→ **Directive**: Go through the entries below and collect each line with the string "xlabel" in it.

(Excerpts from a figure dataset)

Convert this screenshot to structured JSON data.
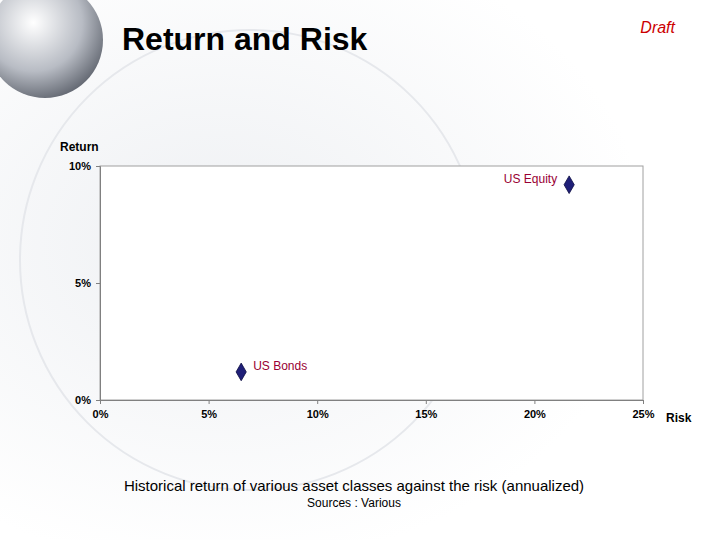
{
  "chart_data": {
    "type": "scatter",
    "title": "Return and Risk",
    "note": "Draft",
    "caption": "Historical return of various asset classes against the risk (annualized)",
    "source": "Sources : Various",
    "xlabel": "Risk",
    "ylabel": "Return",
    "x": [
      21.6,
      6.5
    ],
    "values": [
      9.2,
      1.2
    ],
    "labels": [
      "US Equity",
      "US Bonds"
    ],
    "color": "#1f1f78",
    "marker": "diamond",
    "grid": false,
    "xlim": [
      0,
      25
    ],
    "xticks": [
      {
        "value": 0,
        "label": "0%"
      },
      {
        "value": 5,
        "label": "5%"
      },
      {
        "value": 10,
        "label": "10%"
      },
      {
        "value": 15,
        "label": "15%"
      },
      {
        "value": 20,
        "label": "20%"
      },
      {
        "value": 25,
        "label": "25%"
      }
    ],
    "ylim": [
      0,
      10
    ],
    "yticks": [
      {
        "value": 0,
        "label": "0%"
      },
      {
        "value": 5,
        "label": "5%"
      },
      {
        "value": 10,
        "label": "10%"
      }
    ]
  }
}
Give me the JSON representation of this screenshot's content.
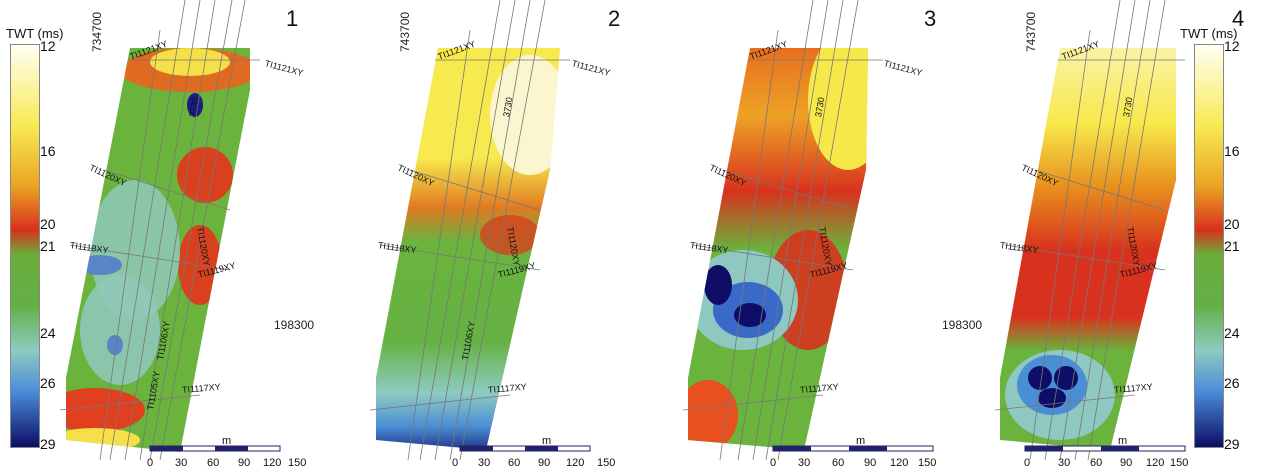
{
  "colorbar": {
    "title": "TWT (ms)",
    "ticks": [
      "12",
      "16",
      "20",
      "21",
      "24",
      "26",
      "29"
    ],
    "tick_values": [
      12,
      16,
      20,
      21,
      24,
      26,
      29
    ],
    "colors": [
      "#fffff0",
      "#f7e84a",
      "#e8a21f",
      "#d8321e",
      "#6fb43c",
      "#55a843",
      "#8ec8c0",
      "#4a8fd6",
      "#101066"
    ]
  },
  "panels": [
    {
      "number": "1",
      "northing": "734700",
      "easting": ""
    },
    {
      "number": "2",
      "northing": "743700",
      "easting": "198300"
    },
    {
      "number": "3",
      "northing": "",
      "easting": ""
    },
    {
      "number": "4",
      "northing": "743700",
      "easting": "198300"
    }
  ],
  "line_labels": {
    "l1121": "TI1121XY",
    "l1120": "TI1120XY",
    "l1119": "TI1119XY",
    "l1118": "TI1118XY",
    "l1117": "TI1117XY",
    "l1106": "TI1106XY",
    "l1105": "TI1105XY",
    "l1108": "TI1108XY",
    "l1107": "TI1107XY",
    "l3730": "3730"
  },
  "scale_bar": {
    "unit": "m",
    "ticks": [
      "0",
      "30",
      "60",
      "90",
      "120",
      "150"
    ]
  }
}
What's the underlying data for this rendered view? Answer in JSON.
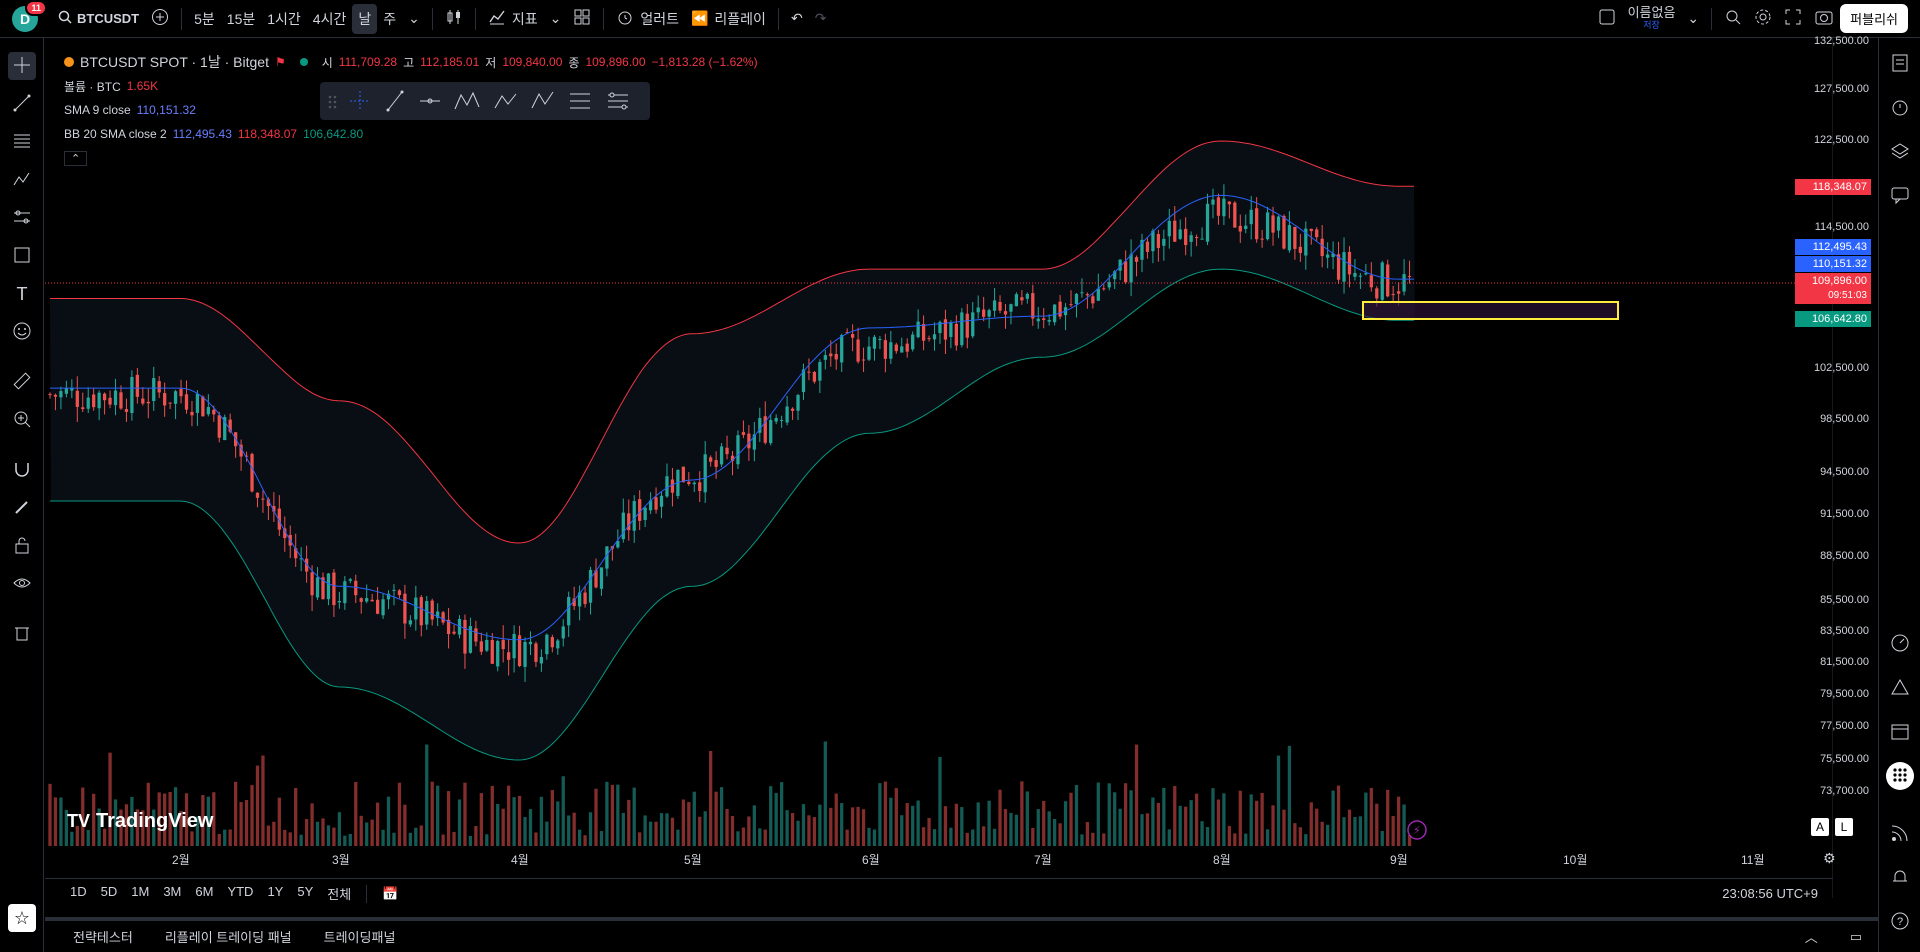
{
  "header": {
    "avatar_letter": "D",
    "notifications": "11",
    "symbol": "BTCUSDT",
    "intervals": [
      "5분",
      "15분",
      "1시간",
      "4시간",
      "날",
      "주"
    ],
    "indicators_label": "지표",
    "alert_label": "얼러트",
    "replay_label": "리플레이",
    "layout_name": "이름없음",
    "layout_status": "저장",
    "publish_label": "퍼블리쉬"
  },
  "legend": {
    "title": "BTCUSDT SPOT · 1날 · Bitget",
    "o_label": "시",
    "o": "111,709.28",
    "h_label": "고",
    "h": "112,185.01",
    "l_label": "저",
    "l": "109,840.00",
    "c_label": "종",
    "c": "109,896.00",
    "change": "−1,813.28 (−1.62%)",
    "volume_label": "볼륨 · BTC",
    "volume": "1.65K",
    "sma_label": "SMA 9 close",
    "sma": "110,151.32",
    "bb_label": "BB 20 SMA close 2",
    "bb_basis": "112,495.43",
    "bb_upper": "118,348.07",
    "bb_lower": "106,642.80"
  },
  "price_scale": [
    "132,500.00",
    "127,500.00",
    "122,500.00",
    "114,500.00",
    "102,500.00",
    "98,500.00",
    "94,500.00",
    "91,500.00",
    "88,500.00",
    "85,500.00",
    "83,500.00",
    "81,500.00",
    "79,500.00",
    "77,500.00",
    "75,500.00",
    "73,700.00"
  ],
  "price_tags": {
    "upper": "118,348.07",
    "basis": "112,495.43",
    "sma": "110,151.32",
    "last": "109,896.00",
    "countdown": "09:51:03",
    "lower": "106,642.80"
  },
  "time_scale": [
    "2월",
    "3월",
    "4월",
    "5월",
    "6월",
    "7월",
    "8월",
    "9월",
    "10월",
    "11월"
  ],
  "ranges": [
    "1D",
    "5D",
    "1M",
    "3M",
    "6M",
    "YTD",
    "1Y",
    "5Y",
    "전체"
  ],
  "clock": "23:08:56 UTC+9",
  "bottom_tabs": [
    "전략테스터",
    "리플레이 트레이딩 패널",
    "트레이딩패널"
  ],
  "logo_text": "TradingView",
  "scale_buttons": [
    "A",
    "L"
  ],
  "colors": {
    "up": "#26a69a",
    "down": "#ef5350",
    "bb_upper": "#f23645",
    "bb_lower": "#089981",
    "sma": "#2962ff"
  },
  "chart_data": {
    "type": "candlestick",
    "title": "BTCUSDT SPOT · 1날 · Bitget",
    "x": [
      "2월",
      "3월",
      "4월",
      "5월",
      "6월",
      "7월",
      "8월",
      "9월"
    ],
    "close": [
      100500,
      86000,
      82500,
      94500,
      104500,
      107500,
      115500,
      109896
    ],
    "bb_upper": [
      108500,
      100000,
      89500,
      105500,
      111000,
      111000,
      122500,
      118348
    ],
    "bb_lower": [
      92500,
      80000,
      75500,
      86500,
      97500,
      103500,
      111000,
      106643
    ],
    "sma_9": [
      101000,
      86500,
      83000,
      94000,
      106000,
      107000,
      117500,
      110151
    ],
    "ylim": [
      73700,
      132500
    ]
  }
}
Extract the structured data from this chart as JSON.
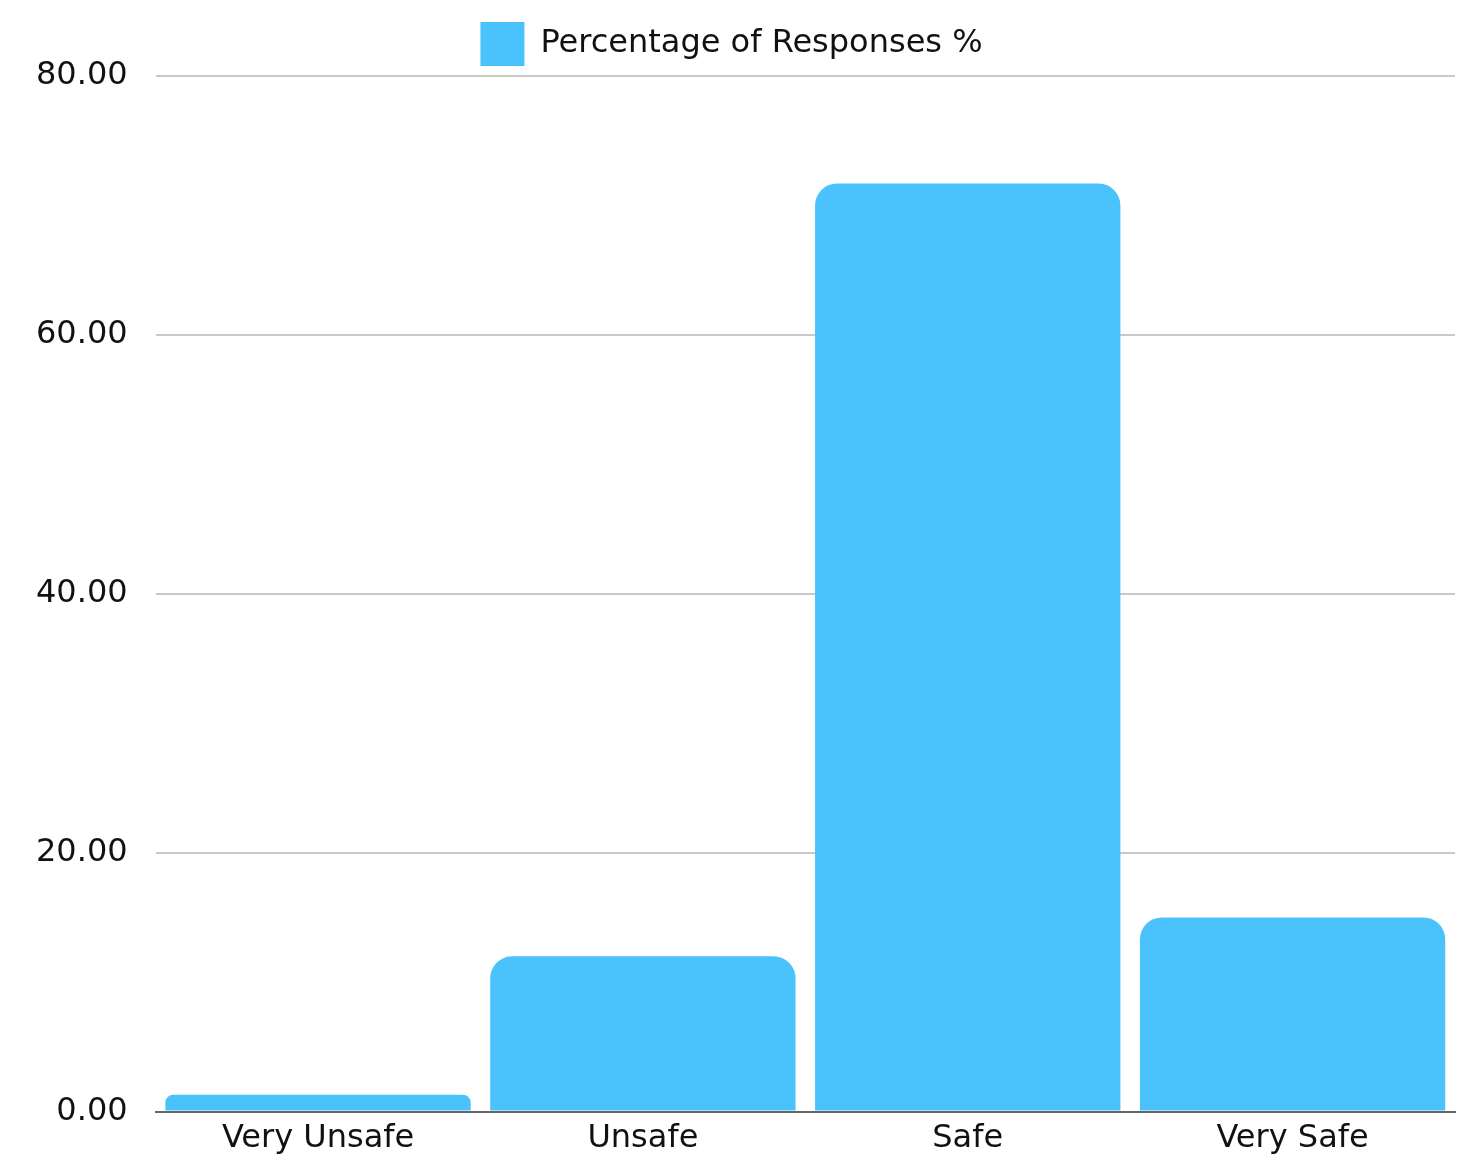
{
  "chart_data": {
    "type": "bar",
    "categories": [
      "Very Unsafe",
      "Unsafe",
      "Safe",
      "Very Safe"
    ],
    "series": [
      {
        "name": "Percentage of Responses %",
        "color": "#4ac3fd",
        "values": [
          1.3,
          12,
          71.7,
          15
        ]
      }
    ],
    "ylim": [
      0,
      80
    ],
    "yticks": [
      {
        "value": 0,
        "label": "0.00"
      },
      {
        "value": 20,
        "label": "20.00"
      },
      {
        "value": 40,
        "label": "40.00"
      },
      {
        "value": 60,
        "label": "60.00"
      },
      {
        "value": 80,
        "label": "80.00"
      }
    ],
    "grid": "y",
    "legend": "top"
  }
}
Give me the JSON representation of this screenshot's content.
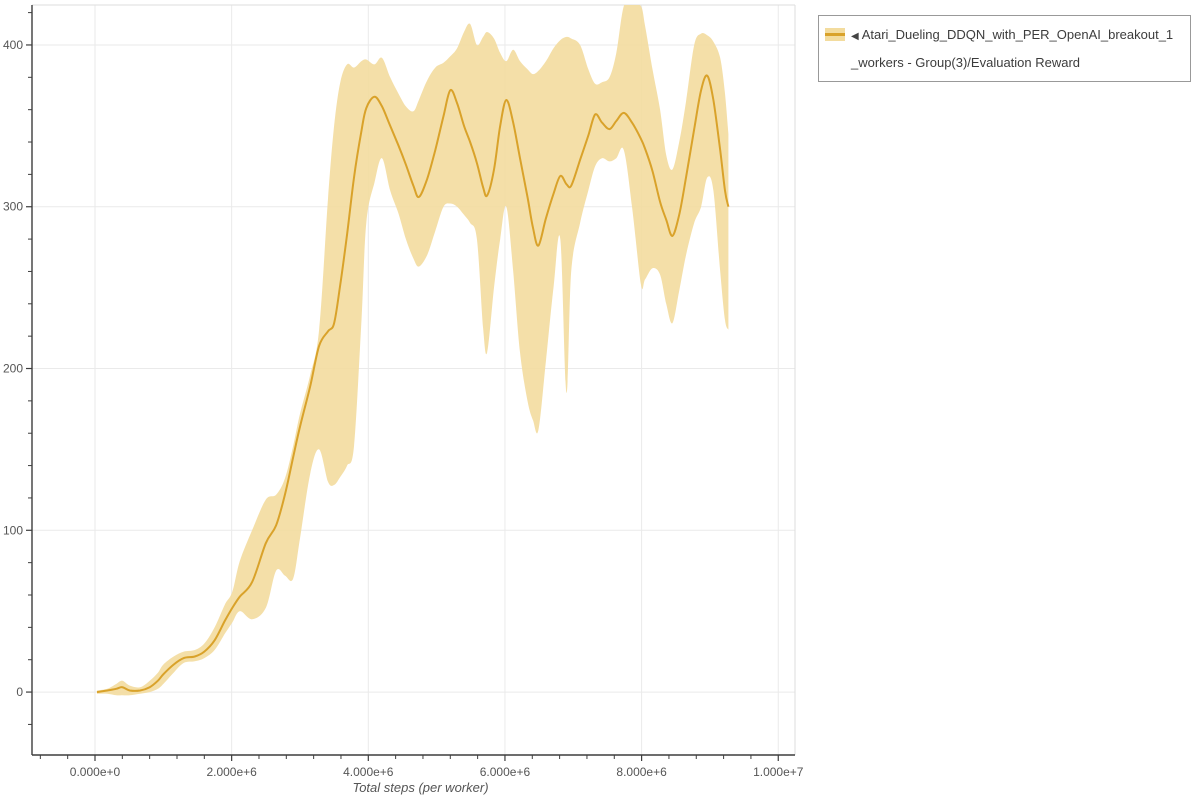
{
  "legend": {
    "arrow": "◀",
    "label": "Atari_Dueling_DDQN_with_PER_OpenAI_breakout_1_workers - Group(3)/Evaluation Reward"
  },
  "colors": {
    "line": "#D9A22A",
    "band": "#F3DC9E",
    "grid": "#EAEAEA",
    "plot_border": "#DEDEDE",
    "spine": "#3D3D3D",
    "tick_label": "#555555",
    "axis_title": "#555555",
    "legend_border": "#999999",
    "legend_text": "#3C3C3C",
    "background": "#FFFFFF"
  },
  "chart_data": {
    "type": "line",
    "title": "",
    "xlabel": "Total steps (per worker)",
    "ylabel": "",
    "grid": true,
    "legend_position": "top-right",
    "x_unit": "millions of steps",
    "xlim_millions": [
      -0.922,
      10.245
    ],
    "ylim": [
      -38.9,
      424.7
    ],
    "x_ticks": [
      {
        "v": 0,
        "label": "0.000e+0"
      },
      {
        "v": 2,
        "label": "2.000e+6"
      },
      {
        "v": 4,
        "label": "4.000e+6"
      },
      {
        "v": 6,
        "label": "6.000e+6"
      },
      {
        "v": 8,
        "label": "8.000e+6"
      },
      {
        "v": 10,
        "label": "1.000e+7"
      }
    ],
    "y_ticks": [
      {
        "v": 0,
        "label": "0"
      },
      {
        "v": 100,
        "label": "100"
      },
      {
        "v": 200,
        "label": "200"
      },
      {
        "v": 300,
        "label": "300"
      },
      {
        "v": 400,
        "label": "400"
      }
    ],
    "x_minor_step_millions": 0.4,
    "y_minor_step": 20,
    "series": [
      {
        "name": "Atari_Dueling_DDQN_with_PER_OpenAI_breakout_1_workers - Group(3)/Evaluation Reward",
        "x_millions": [
          0.03,
          0.18,
          0.31,
          0.4,
          0.51,
          0.66,
          0.8,
          0.92,
          1.0,
          1.15,
          1.3,
          1.46,
          1.6,
          1.75,
          1.9,
          2.01,
          2.12,
          2.3,
          2.5,
          2.65,
          2.78,
          2.9,
          3.0,
          3.15,
          3.28,
          3.41,
          3.5,
          3.59,
          3.69,
          3.79,
          3.9,
          3.97,
          4.09,
          4.2,
          4.32,
          4.44,
          4.55,
          4.66,
          4.74,
          4.86,
          4.98,
          5.1,
          5.2,
          5.3,
          5.4,
          5.49,
          5.59,
          5.68,
          5.74,
          5.84,
          5.93,
          6.02,
          6.12,
          6.22,
          6.33,
          6.41,
          6.49,
          6.6,
          6.71,
          6.81,
          6.9,
          6.97,
          7.1,
          7.22,
          7.32,
          7.42,
          7.53,
          7.63,
          7.74,
          7.86,
          7.99,
          8.05,
          8.16,
          8.27,
          8.36,
          8.45,
          8.55,
          8.65,
          8.77,
          8.87,
          8.96,
          9.05,
          9.15,
          9.22,
          9.27
        ],
        "mean": [
          0,
          1,
          2,
          3,
          1,
          1,
          3,
          7,
          11,
          17,
          21,
          22,
          25,
          32,
          44,
          52,
          59,
          68,
          92,
          103,
          122,
          145,
          164,
          189,
          214,
          223,
          228,
          252,
          283,
          318,
          347,
          361,
          368,
          362,
          350,
          338,
          326,
          313,
          306,
          317,
          335,
          356,
          372,
          364,
          350,
          340,
          327,
          312,
          307,
          323,
          350,
          366,
          352,
          330,
          306,
          287,
          276,
          293,
          308,
          319,
          314,
          313,
          329,
          344,
          357,
          352,
          348,
          353,
          358,
          352,
          342,
          336,
          322,
          303,
          292,
          282,
          295,
          318,
          348,
          372,
          381,
          366,
          335,
          310,
          300
        ],
        "band_low": [
          -1,
          -1,
          -2,
          -2,
          -2,
          -1,
          0,
          2,
          5,
          12,
          18,
          19,
          21,
          26,
          36,
          43,
          50,
          45,
          52,
          75,
          72,
          70,
          95,
          135,
          150,
          130,
          128,
          133,
          140,
          152,
          230,
          290,
          315,
          330,
          310,
          296,
          280,
          268,
          263,
          270,
          285,
          300,
          302,
          300,
          295,
          290,
          280,
          225,
          210,
          250,
          280,
          300,
          260,
          210,
          180,
          168,
          162,
          205,
          250,
          280,
          185,
          260,
          290,
          310,
          325,
          330,
          328,
          330,
          335,
          300,
          252,
          255,
          262,
          258,
          240,
          228,
          248,
          270,
          290,
          300,
          318,
          310,
          260,
          230,
          224
        ],
        "band_high": [
          1,
          2,
          5,
          7,
          4,
          3,
          7,
          12,
          17,
          22,
          25,
          26,
          30,
          40,
          54,
          62,
          81,
          100,
          119,
          122,
          132,
          152,
          172,
          196,
          224,
          305,
          350,
          377,
          388,
          386,
          390,
          391,
          388,
          392,
          380,
          370,
          362,
          359,
          366,
          378,
          386,
          389,
          393,
          398,
          408,
          413,
          400,
          405,
          408,
          404,
          395,
          390,
          397,
          390,
          385,
          382,
          384,
          390,
          398,
          403,
          405,
          404,
          400,
          385,
          376,
          377,
          380,
          395,
          424,
          425,
          424,
          412,
          385,
          360,
          332,
          323,
          340,
          365,
          400,
          407,
          406,
          402,
          392,
          370,
          345
        ]
      }
    ]
  }
}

→ **Correct response**:
    "xlabel": "Risk",
    "xlabel": "Total steps (per worker)",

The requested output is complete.